## Extracted text

::::

The purpose of GST's fiducials is to generate an informationally-complete set of states and measurements. However, it's possible to reduce the number of fiducials necessary to do so.

In this tutorial, we use the pygsti.alg.find_sufficient_fiducial_pairs function to reduce the number of fiducials necessary for GST.

In [1]:
from __future__ import print_function
import matplotlib
matplotlib.use('Agg')
In [2]:
import pygsti
import json
In [3]:
# Follow Algorithm tutorial to generate LGST gatesets
gs_target = pygsti.io.load_gateset("tutorial_files/Example_Gateset.txt")
ds = pygsti.io.load_dataset("tutorial_files/Example_Dataset.txt", cache=True)
fiducialList = pygsti.io.load_gatestring_list("tutorial_files/Example_FiducialList.txt")

#Run LGST to get an initial estimate for the gates in gs_target based on the data in ds
specs = pygsti.construction.build_spam_specs(fiducialGateStrings=fiducialList)
gs_lgst = pygsti.do_lgst(ds, specs, targetGateset=gs_target, svdTruncateTo=4, verbosity=1)

#Gauge optimize the result to match the target gateset
gs_lgst_after_gauge_opt = pygsti.gaugeopt_to_target(gs_lgst, gs_target)

#Contract the result to CPTP
gs_clgst = pygsti.contract(gs_lgst_after_gauge_opt, "CPTP")

#Get lists of gate strings for successive iterations of LGST to use
specs  = pygsti.construction.build_spam_specs(fiducialGateStrings=fiducialList)
germList = pygsti.io.load_gatestring_list("tutorial_files/Example_GermsList.txt")
maxLengthList = json.load(open("tutorial_files/Example_maxLengths.json","r"))

::::

## Written exercise
Continue the pyGSTi fiducial-reduction tutorial from the point where it stops.

## Supplied data
::::

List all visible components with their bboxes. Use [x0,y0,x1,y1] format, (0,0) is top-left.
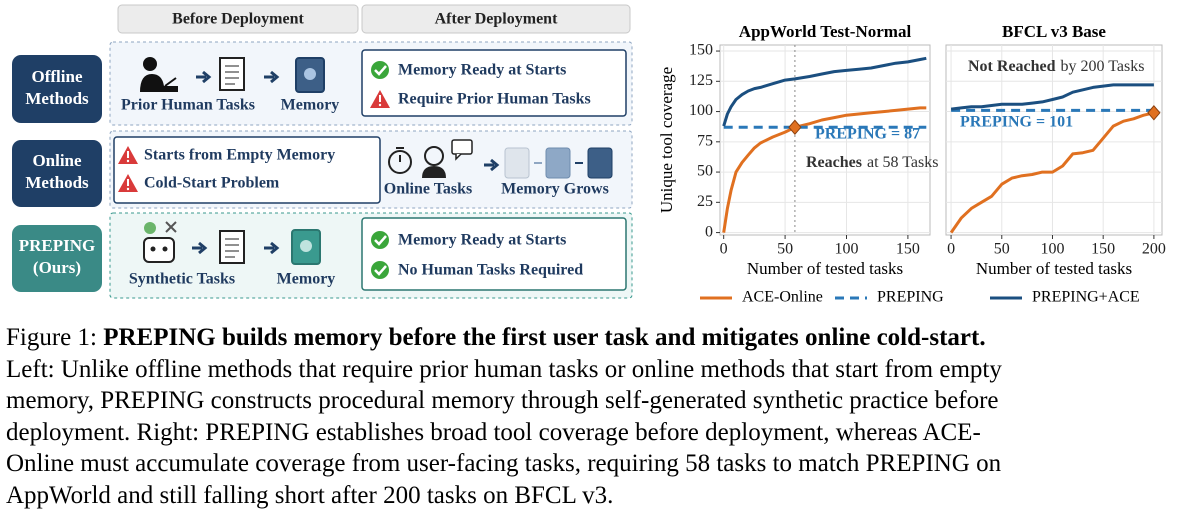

::::

## Final answer
Loading tutorial_files/Example_Dataset.txt: 100%
Writing cache file (to speed future loads): tutorial_files/Example_Dataset.txt.cache
--- LGST ---
In [4]:
#Get sufficient set of fiducial pairs, meaning that with these fidicual pairs and the given set of germs,
# the number of gateset parameters which are amplified when all pairs are used are also amplified when using
# the returned subset.
fidPairs = pygsti.alg.find_sufficient_fiducial_pairs(gs_target, fiducialList, fiducialList, germList, verbosity=1)
print(fidPairs)
------  Fiducial Pair Reduction --------
maximum number of amplified parameters = 34
Beginning search for a good set of 1 pairs (36 pair lists to test)
Beginning search for a good set of 2 pairs (630 pair lists to test)
Beginning search for a good set of 3 pairs (7140 pair lists to test)
[(0, 0), (0, 1), (1, 0)]
In [5]:
#Test a specific set of fiducial pairs: see how many gateset parameter are amplified
#FPR.find_sufficient_fiducial_pairs(gs_target, fiducialList, germList, testPairList=[(0,0),(0,1),(1,0)], verbosity=4)
In [6]:
lsgstListOfLists = pygsti.construction.make_lsgst_lists(gs_target.gates.keys(), fiducialList, fiducialList,
                                                        germList, maxLengthList, fidPairs)

gs_lsgst_list = pygsti.do_iterative_mc2gst(ds, gs_clgst, lsgstListOfLists, verbosity=2,
                                         minProbClipForWeighting=1e-6, probClipInterval=(-1e6,1e6),
                                         returnAll=True )
--- Iterative MC2GST: Iter 01 of 10  92 gate strings ---: 
  --- Minimum Chi^2 GST ---
  Created evaluation tree with 1 subtrees.  Will divide 1 procs into 1 (subtree-processing)
   groups of ~1 procs each, to distribute over 56 params (taken as 1 param groups of ~56 params).
  Sum of Chi^2 = 40.9238 (92 data params - 40 model params = expected mean of 52; p-value = 0.866034)
  Completed in 0.2s
      Iteration 1 took 0.2s
  
--- Iterative MC2GST: Iter 02 of 10  92 gate strings ---: 
  --- Minimum Chi^2 GST ---
  Created evaluation tree with 1 subtrees.  Will divide 1 procs into 1 (subtree-processing)
   groups of ~1 procs each, to distribute over 56 params (taken as 1 param groups of ~56 params).
  Sum of Chi^2 = 40.9238 (92 data params - 40 model params = expected mean of 52; p-value = 0.866034)
  Completed in 0.0s
      Iteration 2 took 0.0s
  
--- Iterative MC2GST: Iter 03 of 10  95 gate strings ---: 
  --- Minimum Chi^2 GST ---
  Created evaluation tree with 1 subtrees.  Will divide 1 procs into 1 (subtree-processing)
   groups of ~1 procs each, to distribute over 56 params (taken as 1 param groups of ~56 params).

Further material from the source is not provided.